Go through the listing beneath this task and return every line that carries the string "frequentes".

##### GIVEN ENTRIES #####

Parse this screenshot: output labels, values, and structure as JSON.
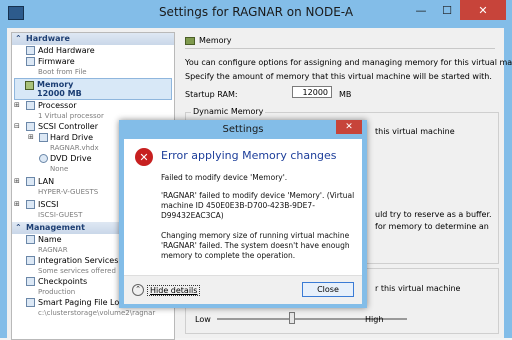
{
  "window": {
    "title": "Settings for RAGNAR on NODE-A",
    "min_glyph": "—",
    "max_glyph": "☐",
    "close_glyph": "✕"
  },
  "tree": {
    "hardware_header": "Hardware",
    "add_hardware": "Add Hardware",
    "firmware": "Firmware",
    "firmware_sub": "Boot from File",
    "memory": "Memory",
    "memory_sub": "12000 MB",
    "processor": "Processor",
    "processor_sub": "1 Virtual processor",
    "scsi": "SCSI Controller",
    "hard_drive": "Hard Drive",
    "hard_drive_sub": "RAGNAR.vhdx",
    "dvd": "DVD Drive",
    "dvd_sub": "None",
    "lan": "LAN",
    "lan_sub": "HYPER-V-GUESTS",
    "iscsi": "ISCSI",
    "iscsi_sub": "ISCSI-GUEST",
    "management_header": "Management",
    "name": "Name",
    "name_sub": "RAGNAR",
    "integration": "Integration Services",
    "integration_sub": "Some services offered",
    "checkpoints": "Checkpoints",
    "checkpoints_sub": "Production",
    "paging": "Smart Paging File Location",
    "paging_sub": "c:\\clusterstorage\\volume2\\ragnar"
  },
  "pane": {
    "header": "Memory",
    "line1": "You can configure options for assigning and managing memory for this virtual machine.",
    "line2": "Specify the amount of memory that this virtual machine will be started with.",
    "startup_label": "Startup RAM:",
    "startup_value": "12000",
    "startup_unit": "MB",
    "dynamic_label": "Dynamic Memory",
    "frag1": "this virtual machine",
    "frag2": "uld try to reserve as a buffer.",
    "frag3": "for memory to determine an",
    "frag4": "r this virtual machine",
    "low": "Low",
    "high": "High"
  },
  "dialog": {
    "title": "Settings",
    "heading": "Error applying Memory changes",
    "p1": "Failed to modify device 'Memory'.",
    "p2": "'RAGNAR' failed to modify device 'Memory'. (Virtual machine ID 450E0E3B-D700-423B-9DE7-D99432EAC3CA)",
    "p3": "Changing memory size of running virtual machine 'RAGNAR' failed. The system doesn't have enough memory to complete the operation.",
    "hide_details": "Hide details",
    "close_button": "Close"
  }
}
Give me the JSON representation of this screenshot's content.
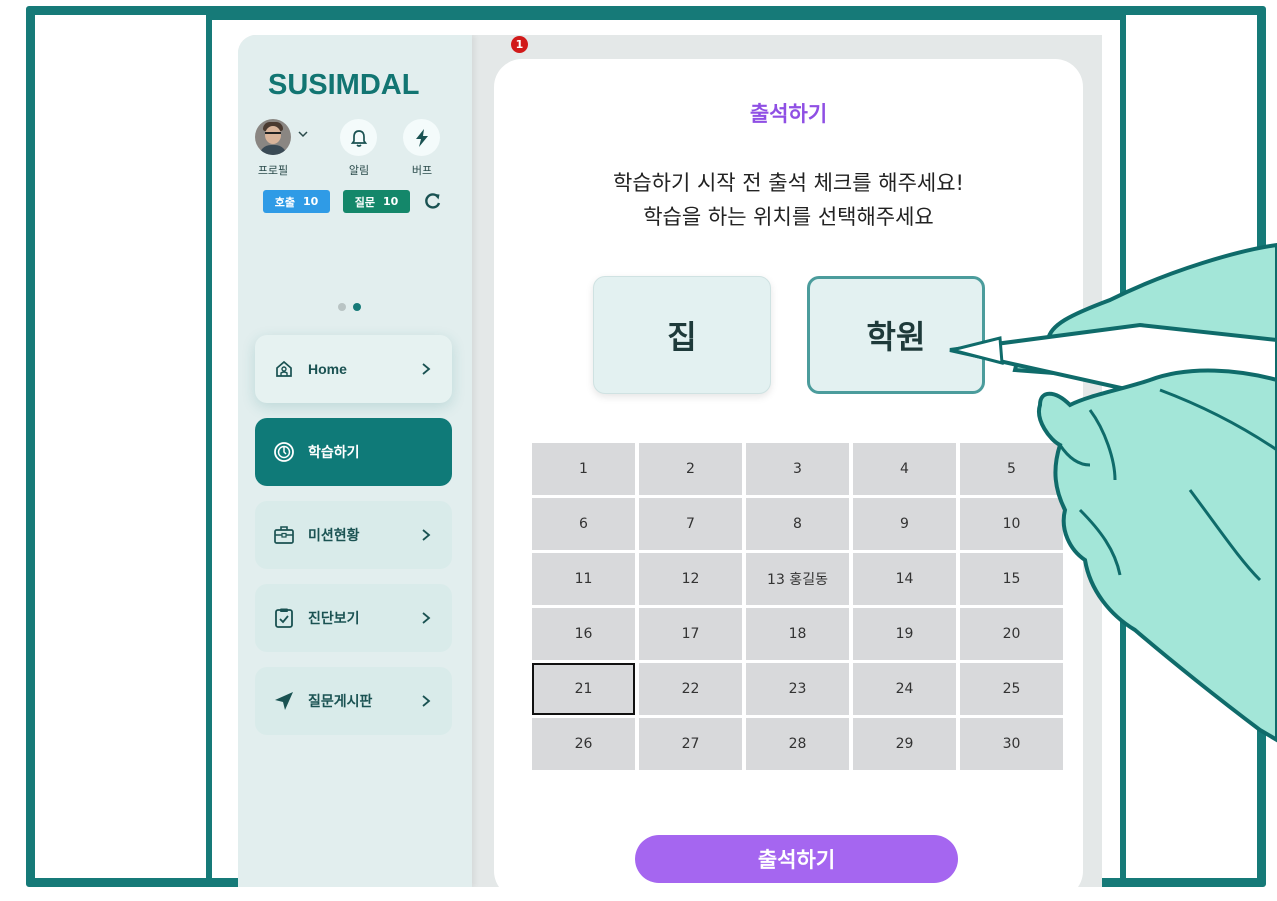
{
  "app": {
    "brand": "SUSIMDAL"
  },
  "header": {
    "profile_label": "프로필",
    "alarm_label": "알림",
    "buff_label": "버프",
    "call_badge": {
      "label": "호출",
      "count": "10",
      "color": "#2f9be6"
    },
    "question_badge": {
      "label": "질문",
      "count": "10",
      "color": "#14876a"
    }
  },
  "sidebar": {
    "items": [
      {
        "label": "Home",
        "icon": "home-icon",
        "active": false
      },
      {
        "label": "학습하기",
        "icon": "study-icon",
        "active": true
      },
      {
        "label": "미션현황",
        "icon": "briefcase-icon",
        "active": false
      },
      {
        "label": "진단보기",
        "icon": "clipboard-check-icon",
        "active": false
      },
      {
        "label": "질문게시판",
        "icon": "send-icon",
        "active": false
      }
    ]
  },
  "notification": {
    "count": "1"
  },
  "main": {
    "title": "출석하기",
    "instruction_line1": "학습하기 시작 전 출석 체크를 해주세요!",
    "instruction_line2": "학습을 하는 위치를 선택해주세요",
    "location_home": "집",
    "location_academy": "학원",
    "seats": [
      "1",
      "2",
      "3",
      "4",
      "5",
      "6",
      "7",
      "8",
      "9",
      "10",
      "11",
      "12",
      "13 홍길동",
      "14",
      "15",
      "16",
      "17",
      "18",
      "19",
      "20",
      "21",
      "22",
      "23",
      "24",
      "25",
      "26",
      "27",
      "28",
      "29",
      "30"
    ],
    "selected_seat": "21",
    "submit_label": "출석하기"
  },
  "colors": {
    "accent": "#167a78",
    "purple": "#a566f0",
    "title_purple": "#8f4fe4",
    "frame": "#167a78",
    "hand_fill": "#a3e6d8"
  }
}
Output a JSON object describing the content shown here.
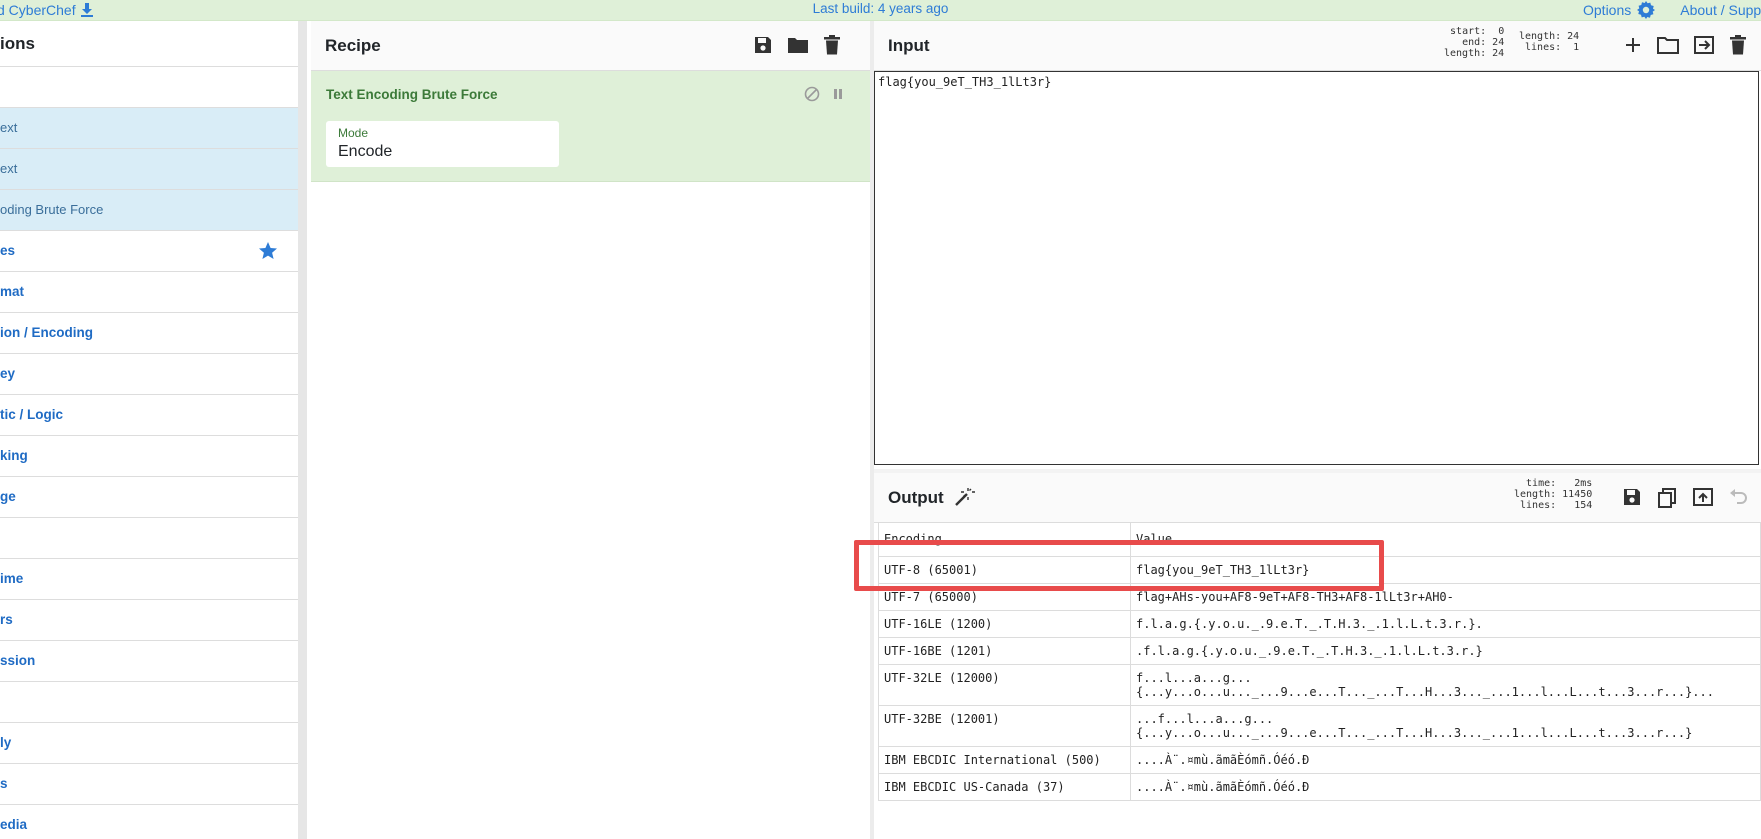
{
  "banner": {
    "app_label": "d CyberChef",
    "build": "Last build: 4 years ago",
    "options": "Options",
    "about": "About / Suppo"
  },
  "operations": {
    "title": "ions",
    "search_placeholder": "",
    "items": [
      {
        "label": "ext",
        "kind": "fav"
      },
      {
        "label": "ext",
        "kind": "fav"
      },
      {
        "label": "oding Brute Force",
        "kind": "fav"
      },
      {
        "label": "es",
        "kind": "cat",
        "star": true
      },
      {
        "label": "mat",
        "kind": "cat"
      },
      {
        "label": "ion / Encoding",
        "kind": "cat"
      },
      {
        "label": "ey",
        "kind": "cat"
      },
      {
        "label": "tic / Logic",
        "kind": "cat"
      },
      {
        "label": "king",
        "kind": "cat"
      },
      {
        "label": "ge",
        "kind": "cat"
      },
      {
        "label": "",
        "kind": "cat"
      },
      {
        "label": "ime",
        "kind": "cat"
      },
      {
        "label": "rs",
        "kind": "cat"
      },
      {
        "label": "ssion",
        "kind": "cat"
      },
      {
        "label": "",
        "kind": "cat"
      },
      {
        "label": "ly",
        "kind": "cat"
      },
      {
        "label": "s",
        "kind": "cat"
      },
      {
        "label": "edia",
        "kind": "cat"
      }
    ]
  },
  "recipe": {
    "title": "Recipe",
    "operation": {
      "name": "Text Encoding Brute Force",
      "mode_label": "Mode",
      "mode_value": "Encode"
    }
  },
  "input": {
    "title": "Input",
    "stats_left": "start:  0\n  end: 24\nlength: 24",
    "stats_right": "length: 24\n lines:  1",
    "value": "flag{you_9eT_TH3_1lLt3r}"
  },
  "output": {
    "title": "Output",
    "stats": "  time:   2ms\nlength: 11450\n lines:   154",
    "headers": {
      "encoding": "Encoding",
      "value": "Value"
    },
    "rows": [
      {
        "encoding": "UTF-8 (65001)",
        "value": "flag{you_9eT_TH3_1lLt3r}"
      },
      {
        "encoding": "UTF-7 (65000)",
        "value": "flag+AHs-you+AF8-9eT+AF8-TH3+AF8-1lLt3r+AH0-"
      },
      {
        "encoding": "UTF-16LE (1200)",
        "value": "f.l.a.g.{.y.o.u._.9.e.T._.T.H.3._.1.l.L.t.3.r.}."
      },
      {
        "encoding": "UTF-16BE (1201)",
        "value": ".f.l.a.g.{.y.o.u._.9.e.T._.T.H.3._.1.l.L.t.3.r.}"
      },
      {
        "encoding": "UTF-32LE (12000)",
        "value": "f...l...a...g...",
        "value2": "{...y...o...u..._...9...e...T..._...T...H...3..._...1...l...L...t...3...r...}..."
      },
      {
        "encoding": "UTF-32BE (12001)",
        "value": "...f...l...a...g...",
        "value2": "{...y...o...u..._...9...e...T..._...T...H...3..._...1...l...L...t...3...r...}"
      },
      {
        "encoding": "IBM EBCDIC International (500)",
        "value": "....À¨.¤mù.ãmãÈómñ.Óéó.Ð"
      },
      {
        "encoding": "IBM EBCDIC US-Canada (37)",
        "value": "....À¨.¤mù.ãmãÈómñ.Óéó.Ð"
      }
    ]
  },
  "colors": {
    "banner": "#dff0d8",
    "favourites": "#d9edf7",
    "category_text": "#1f6bc4",
    "operation_bg": "#dff0d8",
    "highlight": "#e84b4b"
  }
}
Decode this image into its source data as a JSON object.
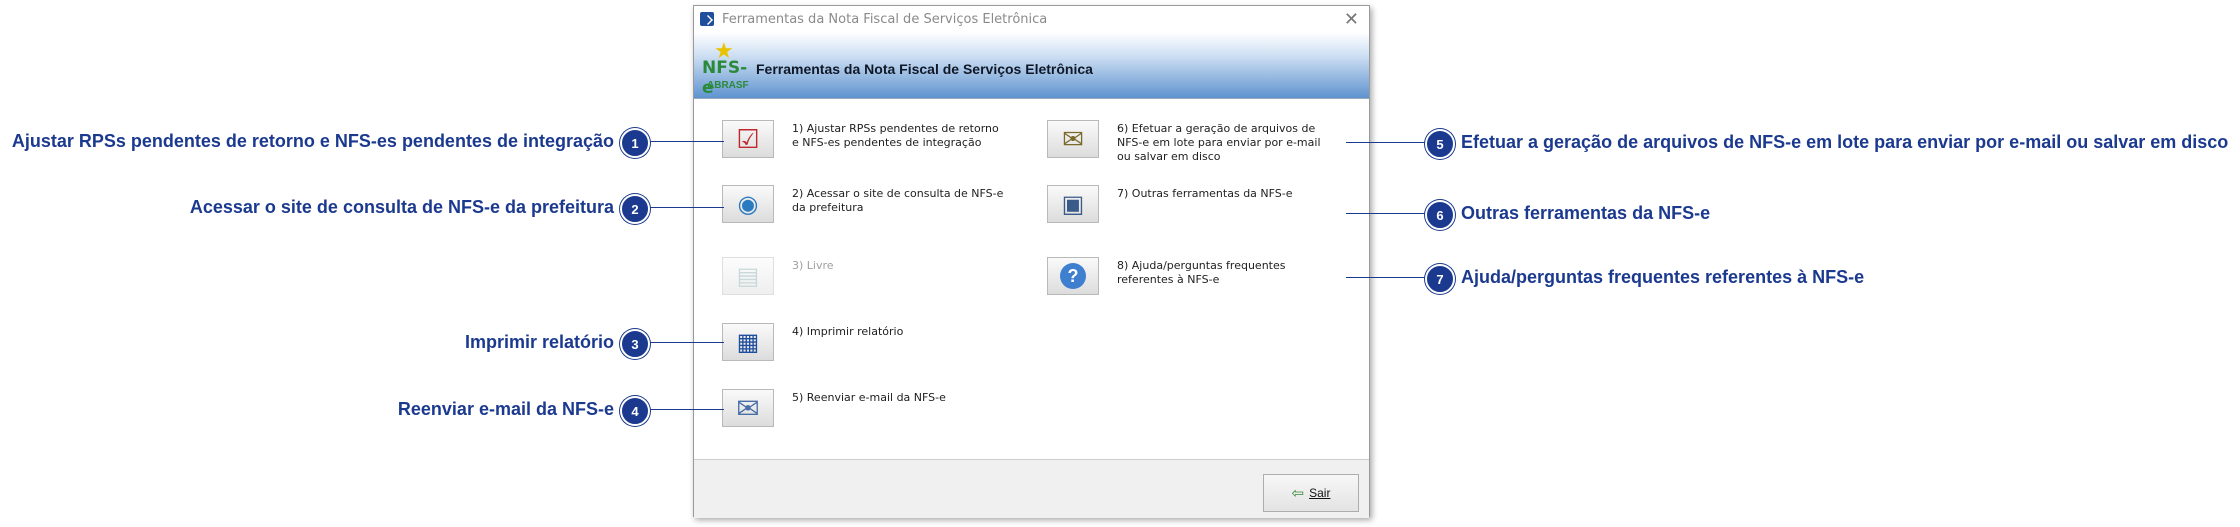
{
  "window": {
    "title": "Ferramentas da Nota Fiscal de Serviços Eletrônica",
    "close_glyph": "✕",
    "header_title": "Ferramentas da Nota Fiscal de Serviços Eletrônica",
    "logo": {
      "text": "NFS-e",
      "subtext": "ABRASF"
    }
  },
  "tools": [
    {
      "label": "1) Ajustar RPSs pendentes de retorno e NFS-es pendentes de integração",
      "icon": "checklist-icon",
      "glyph": "☑"
    },
    {
      "label": "2) Acessar o site de consulta de NFS-e da prefeitura",
      "icon": "globe-icon",
      "glyph": "🌐"
    },
    {
      "label": "3) Livre",
      "icon": "blank-document-icon",
      "glyph": "📄",
      "enabled": false
    },
    {
      "label": "4) Imprimir relatório",
      "icon": "report-icon",
      "glyph": "📝"
    },
    {
      "label": "5) Reenviar e-mail da NFS-e",
      "icon": "envelope-icon",
      "glyph": "✉"
    },
    {
      "label": "6) Efetuar a geração de arquivos de NFS-e em lote para enviar por e-mail ou salvar em disco",
      "icon": "email-batch-icon",
      "glyph": "📨"
    },
    {
      "label": "7) Outras ferramentas da NFS-e",
      "icon": "tools-computer-icon",
      "glyph": "🖥"
    },
    {
      "label": "8) Ajuda/perguntas frequentes referentes à NFS-e",
      "icon": "help-icon",
      "glyph": "?"
    }
  ],
  "footer": {
    "exit_label": "Sair",
    "exit_icon": "exit-door-icon"
  },
  "callouts": [
    {
      "number": "1",
      "text": "Ajustar RPSs pendentes de retorno e NFS-es pendentes de integração"
    },
    {
      "number": "2",
      "text": "Acessar o site de consulta de NFS-e da prefeitura"
    },
    {
      "number": "3",
      "text": "Imprimir relatório"
    },
    {
      "number": "4",
      "text": "Reenviar e-mail da NFS-e"
    },
    {
      "number": "5",
      "text": "Efetuar a geração de arquivos de NFS-e em lote para enviar por e-mail ou salvar em disco"
    },
    {
      "number": "6",
      "text": "Outras ferramentas da NFS-e"
    },
    {
      "number": "7",
      "text": "Ajuda/perguntas frequentes referentes à NFS-e"
    }
  ],
  "colors": {
    "callout": "#1b3a8f",
    "header_gradient_end": "#5f93cf",
    "logo_green": "#2a8a3a"
  }
}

#####

▶ **COMPLETE ANSWER**:
      "label": "8) Ajuda/perguntas frequentes referentes à NFS-e",
      "text": "Ajuda/perguntas frequentes referentes à NFS-e"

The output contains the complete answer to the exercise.